=== Record excerpts ===
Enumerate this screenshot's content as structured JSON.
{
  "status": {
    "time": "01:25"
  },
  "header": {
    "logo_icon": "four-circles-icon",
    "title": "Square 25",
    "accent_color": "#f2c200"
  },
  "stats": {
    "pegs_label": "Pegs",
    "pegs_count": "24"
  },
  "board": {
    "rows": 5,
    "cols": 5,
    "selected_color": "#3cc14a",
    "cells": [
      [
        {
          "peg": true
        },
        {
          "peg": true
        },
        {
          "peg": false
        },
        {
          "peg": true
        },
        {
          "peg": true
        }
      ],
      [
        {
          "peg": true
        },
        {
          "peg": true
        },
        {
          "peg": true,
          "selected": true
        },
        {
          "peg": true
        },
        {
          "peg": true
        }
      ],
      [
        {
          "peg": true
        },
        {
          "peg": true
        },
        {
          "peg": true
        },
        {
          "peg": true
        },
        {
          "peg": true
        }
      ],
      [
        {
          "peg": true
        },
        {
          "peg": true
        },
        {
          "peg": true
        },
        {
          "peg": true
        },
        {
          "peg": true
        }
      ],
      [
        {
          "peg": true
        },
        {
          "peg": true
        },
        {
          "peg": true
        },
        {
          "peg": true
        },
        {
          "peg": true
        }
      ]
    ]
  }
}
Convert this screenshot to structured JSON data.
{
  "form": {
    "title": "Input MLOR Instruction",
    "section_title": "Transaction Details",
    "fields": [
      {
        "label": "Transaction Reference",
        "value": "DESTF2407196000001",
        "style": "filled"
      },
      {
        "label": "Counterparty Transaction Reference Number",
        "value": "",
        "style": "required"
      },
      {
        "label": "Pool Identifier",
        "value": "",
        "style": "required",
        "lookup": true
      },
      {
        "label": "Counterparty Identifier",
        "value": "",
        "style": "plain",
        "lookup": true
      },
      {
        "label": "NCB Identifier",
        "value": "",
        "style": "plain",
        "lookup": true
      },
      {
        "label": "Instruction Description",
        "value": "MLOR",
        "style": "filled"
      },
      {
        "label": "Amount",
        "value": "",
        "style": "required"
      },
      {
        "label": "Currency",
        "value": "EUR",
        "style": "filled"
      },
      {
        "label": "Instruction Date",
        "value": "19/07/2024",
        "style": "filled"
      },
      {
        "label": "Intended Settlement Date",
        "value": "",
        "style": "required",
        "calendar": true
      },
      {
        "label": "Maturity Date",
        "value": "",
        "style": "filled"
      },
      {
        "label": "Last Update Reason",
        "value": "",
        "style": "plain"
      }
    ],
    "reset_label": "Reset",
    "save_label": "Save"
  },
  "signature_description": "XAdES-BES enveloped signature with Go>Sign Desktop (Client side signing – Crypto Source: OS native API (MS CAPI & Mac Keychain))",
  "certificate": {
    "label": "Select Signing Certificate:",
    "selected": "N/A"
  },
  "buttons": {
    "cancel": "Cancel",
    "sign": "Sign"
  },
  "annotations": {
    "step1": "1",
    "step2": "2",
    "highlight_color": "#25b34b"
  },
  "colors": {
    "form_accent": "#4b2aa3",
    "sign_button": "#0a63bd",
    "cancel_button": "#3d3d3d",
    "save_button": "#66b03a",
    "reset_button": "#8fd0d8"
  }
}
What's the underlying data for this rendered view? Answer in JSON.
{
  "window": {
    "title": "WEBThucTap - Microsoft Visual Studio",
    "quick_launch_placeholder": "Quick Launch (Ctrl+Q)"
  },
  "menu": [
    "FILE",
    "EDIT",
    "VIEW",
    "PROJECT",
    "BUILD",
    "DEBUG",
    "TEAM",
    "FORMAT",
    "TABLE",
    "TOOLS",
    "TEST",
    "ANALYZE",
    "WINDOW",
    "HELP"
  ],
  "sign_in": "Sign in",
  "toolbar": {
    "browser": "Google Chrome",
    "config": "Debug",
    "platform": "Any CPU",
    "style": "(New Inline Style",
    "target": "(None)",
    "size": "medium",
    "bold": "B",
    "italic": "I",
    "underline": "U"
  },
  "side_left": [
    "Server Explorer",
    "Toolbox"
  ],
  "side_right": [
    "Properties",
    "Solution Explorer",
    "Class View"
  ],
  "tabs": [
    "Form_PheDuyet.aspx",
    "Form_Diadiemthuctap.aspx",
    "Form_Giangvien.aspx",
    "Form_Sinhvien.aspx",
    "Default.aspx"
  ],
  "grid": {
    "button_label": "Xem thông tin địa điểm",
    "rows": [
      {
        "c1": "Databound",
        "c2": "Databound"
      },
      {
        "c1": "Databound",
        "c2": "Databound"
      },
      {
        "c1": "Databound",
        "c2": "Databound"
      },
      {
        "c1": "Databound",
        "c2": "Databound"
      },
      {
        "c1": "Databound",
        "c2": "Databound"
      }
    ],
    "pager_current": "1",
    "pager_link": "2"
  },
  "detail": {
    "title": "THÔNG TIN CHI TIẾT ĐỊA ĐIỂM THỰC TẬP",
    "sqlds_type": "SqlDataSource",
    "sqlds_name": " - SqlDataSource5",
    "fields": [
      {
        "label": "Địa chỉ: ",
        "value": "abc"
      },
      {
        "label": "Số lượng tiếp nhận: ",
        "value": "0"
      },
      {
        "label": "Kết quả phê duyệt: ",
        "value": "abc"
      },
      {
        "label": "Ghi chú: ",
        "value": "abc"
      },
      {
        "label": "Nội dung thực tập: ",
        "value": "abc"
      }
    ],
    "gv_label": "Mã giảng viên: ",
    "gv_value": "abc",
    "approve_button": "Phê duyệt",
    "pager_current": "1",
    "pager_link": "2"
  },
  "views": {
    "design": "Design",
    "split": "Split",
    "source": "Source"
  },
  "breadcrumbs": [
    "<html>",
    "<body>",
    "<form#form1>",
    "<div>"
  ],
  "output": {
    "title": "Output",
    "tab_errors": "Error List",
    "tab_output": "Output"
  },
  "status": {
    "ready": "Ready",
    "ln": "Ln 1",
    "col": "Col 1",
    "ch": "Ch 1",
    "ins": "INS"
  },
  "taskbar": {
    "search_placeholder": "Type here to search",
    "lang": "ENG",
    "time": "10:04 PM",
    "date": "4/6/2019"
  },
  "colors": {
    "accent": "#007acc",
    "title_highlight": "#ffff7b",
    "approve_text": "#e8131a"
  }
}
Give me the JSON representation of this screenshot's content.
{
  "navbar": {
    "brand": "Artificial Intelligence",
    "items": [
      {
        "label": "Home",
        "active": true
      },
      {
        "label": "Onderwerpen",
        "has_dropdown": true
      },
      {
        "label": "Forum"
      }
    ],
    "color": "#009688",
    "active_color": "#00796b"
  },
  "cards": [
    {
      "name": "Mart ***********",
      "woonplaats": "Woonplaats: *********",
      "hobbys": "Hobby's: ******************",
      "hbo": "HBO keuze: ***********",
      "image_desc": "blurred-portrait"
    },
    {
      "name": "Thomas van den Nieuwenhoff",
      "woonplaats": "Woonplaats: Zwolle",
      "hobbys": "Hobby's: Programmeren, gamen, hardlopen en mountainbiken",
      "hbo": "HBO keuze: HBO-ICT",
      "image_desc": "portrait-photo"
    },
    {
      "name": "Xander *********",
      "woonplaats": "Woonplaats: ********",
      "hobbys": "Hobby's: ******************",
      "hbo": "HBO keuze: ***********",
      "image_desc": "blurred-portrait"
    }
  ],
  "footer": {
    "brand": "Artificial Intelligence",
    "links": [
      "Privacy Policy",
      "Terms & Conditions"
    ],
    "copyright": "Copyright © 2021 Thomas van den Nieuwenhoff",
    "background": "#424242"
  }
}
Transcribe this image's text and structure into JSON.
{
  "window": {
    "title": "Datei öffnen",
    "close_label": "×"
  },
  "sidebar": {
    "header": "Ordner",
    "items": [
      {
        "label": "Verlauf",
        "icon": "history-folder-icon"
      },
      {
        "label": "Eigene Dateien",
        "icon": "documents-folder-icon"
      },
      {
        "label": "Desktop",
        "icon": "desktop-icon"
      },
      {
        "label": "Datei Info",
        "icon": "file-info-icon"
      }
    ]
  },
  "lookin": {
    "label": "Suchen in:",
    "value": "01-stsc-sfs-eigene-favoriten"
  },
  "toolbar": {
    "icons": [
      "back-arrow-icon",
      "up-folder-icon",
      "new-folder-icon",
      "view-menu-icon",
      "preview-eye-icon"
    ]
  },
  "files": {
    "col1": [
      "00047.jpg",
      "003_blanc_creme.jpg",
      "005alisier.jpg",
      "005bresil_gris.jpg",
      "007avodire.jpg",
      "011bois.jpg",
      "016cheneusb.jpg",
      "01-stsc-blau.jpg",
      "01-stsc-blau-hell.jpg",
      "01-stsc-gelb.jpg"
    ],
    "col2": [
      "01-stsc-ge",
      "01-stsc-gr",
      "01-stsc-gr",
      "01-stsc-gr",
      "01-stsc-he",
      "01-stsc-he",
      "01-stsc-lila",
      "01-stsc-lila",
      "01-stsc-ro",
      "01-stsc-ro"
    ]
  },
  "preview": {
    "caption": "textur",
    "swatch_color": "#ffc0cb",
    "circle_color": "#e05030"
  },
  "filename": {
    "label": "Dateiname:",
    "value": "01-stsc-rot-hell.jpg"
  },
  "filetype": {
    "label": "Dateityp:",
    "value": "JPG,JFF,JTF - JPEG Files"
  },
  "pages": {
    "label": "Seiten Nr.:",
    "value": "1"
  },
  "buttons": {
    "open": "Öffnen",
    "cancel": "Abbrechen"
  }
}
===
Identify the lines of the entries containing the string "folder". Copy each such line.

Response to the task -
        "icon": "history-folder-icon"
        "icon": "documents-folder-icon"
      "up-folder-icon",
      "new-folder-icon",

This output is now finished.